Lines of data

* Begin *

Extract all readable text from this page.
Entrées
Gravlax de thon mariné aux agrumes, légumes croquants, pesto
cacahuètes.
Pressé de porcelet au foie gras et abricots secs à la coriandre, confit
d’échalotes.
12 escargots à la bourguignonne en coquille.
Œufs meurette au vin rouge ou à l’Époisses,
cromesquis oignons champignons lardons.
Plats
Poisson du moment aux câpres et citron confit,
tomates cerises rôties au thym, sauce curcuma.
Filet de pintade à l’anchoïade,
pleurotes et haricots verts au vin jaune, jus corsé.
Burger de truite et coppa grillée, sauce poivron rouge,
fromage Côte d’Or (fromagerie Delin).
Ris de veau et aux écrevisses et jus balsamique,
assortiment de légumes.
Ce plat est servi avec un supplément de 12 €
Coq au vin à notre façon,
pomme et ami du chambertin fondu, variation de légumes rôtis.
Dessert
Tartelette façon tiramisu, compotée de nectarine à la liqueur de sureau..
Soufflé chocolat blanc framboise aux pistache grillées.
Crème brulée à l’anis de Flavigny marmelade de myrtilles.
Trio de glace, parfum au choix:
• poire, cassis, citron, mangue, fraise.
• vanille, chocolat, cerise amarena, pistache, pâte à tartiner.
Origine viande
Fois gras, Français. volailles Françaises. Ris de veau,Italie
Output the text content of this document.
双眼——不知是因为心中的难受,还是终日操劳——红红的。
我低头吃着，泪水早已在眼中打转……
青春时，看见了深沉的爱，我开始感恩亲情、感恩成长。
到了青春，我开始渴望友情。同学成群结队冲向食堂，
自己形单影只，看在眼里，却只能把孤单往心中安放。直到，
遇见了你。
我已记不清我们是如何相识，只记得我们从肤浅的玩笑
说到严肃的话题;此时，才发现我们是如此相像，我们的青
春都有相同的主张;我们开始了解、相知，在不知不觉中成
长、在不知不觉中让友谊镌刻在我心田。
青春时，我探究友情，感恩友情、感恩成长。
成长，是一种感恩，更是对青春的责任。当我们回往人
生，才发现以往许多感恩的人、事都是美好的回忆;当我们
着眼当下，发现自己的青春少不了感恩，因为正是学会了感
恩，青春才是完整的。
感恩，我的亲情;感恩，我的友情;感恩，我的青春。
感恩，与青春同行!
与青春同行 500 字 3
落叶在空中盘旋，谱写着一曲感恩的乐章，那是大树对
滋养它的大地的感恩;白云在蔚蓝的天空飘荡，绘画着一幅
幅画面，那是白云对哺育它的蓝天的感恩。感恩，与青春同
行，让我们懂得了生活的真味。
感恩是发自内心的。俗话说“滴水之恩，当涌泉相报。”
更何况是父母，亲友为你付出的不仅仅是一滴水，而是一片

* End *

Each entry above is to be quoted exactly.

Extract all readable text from this page.
Entrées
Gravlax de thon mariné aux agrumes, légumes croquants, pesto
cacahuètes.
Pressé de porcelet au foie gras et abricots secs à la coriandre, confit
d’échalotes.
12 escargots à la bourguignonne en coquille.
Œufs meurette au vin rouge ou à l’Époisses,
cromesquis oignons champignons lardons.
Plats
Poisson du moment aux câpres et citron confit,
tomates cerises rôties au thym, sauce curcuma.
Filet de pintade à l’anchoïade,
pleurotes et haricots verts au vin jaune, jus corsé.
Burger de truite et coppa grillée, sauce poivron rouge,
fromage Côte d’Or (fromagerie Delin).
Ris de veau et aux écrevisses et jus balsamique,
assortiment de légumes.
Ce plat est servi avec un supplément de 12 €
Coq au vin à notre façon,
pomme et ami du chambertin fondu, variation de légumes rôtis.
Dessert
Tartelette façon tiramisu, compotée de nectarine à la liqueur de sureau..
Soufflé chocolat blanc framboise aux pistache grillées.
Crème brulée à l’anis de Flavigny marmelade de myrtilles.
Trio de glace, parfum au choix:
• poire, cassis, citron, mangue, fraise.
• vanille, chocolat, cerise amarena, pistache, pâte à tartiner.
Origine viande
Fois gras, Français. volailles Françaises. Ris de veau,Italie
Output the text content of this document.
双眼——不知是因为心中的难受,还是终日操劳——红红的。
我低头吃着，泪水早已在眼中打转……
青春时，看见了深沉的爱，我开始感恩亲情、感恩成长。
到了青春，我开始渴望友情。同学成群结队冲向食堂，
自己形单影只，看在眼里，却只能把孤单往心中安放。直到，
遇见了你。
我已记不清我们是如何相识，只记得我们从肤浅的玩笑
说到严肃的话题;此时，才发现我们是如此相像，我们的青
春都有相同的主张;我们开始了解、相知，在不知不觉中成
长、在不知不觉中让友谊镌刻在我心田。
青春时，我探究友情，感恩友情、感恩成长。
成长，是一种感恩，更是对青春的责任。当我们回往人
生，才发现以往许多感恩的人、事都是美好的回忆;当我们
着眼当下，发现自己的青春少不了感恩，因为正是学会了感
恩，青春才是完整的。
感恩，我的亲情;感恩，我的友情;感恩，我的青春。
感恩，与青春同行!
与青春同行 500 字 3
落叶在空中盘旋，谱写着一曲感恩的乐章，那是大树对
滋养它的大地的感恩;白云在蔚蓝的天空飘荡，绘画着一幅
幅画面，那是白云对哺育它的蓝天的感恩。感恩，与青春同
行，让我们懂得了生活的真味。
感恩是发自内心的。俗话说“滴水之恩，当涌泉相报。”
更何况是父母，亲友为你付出的不仅仅是一滴水，而是一片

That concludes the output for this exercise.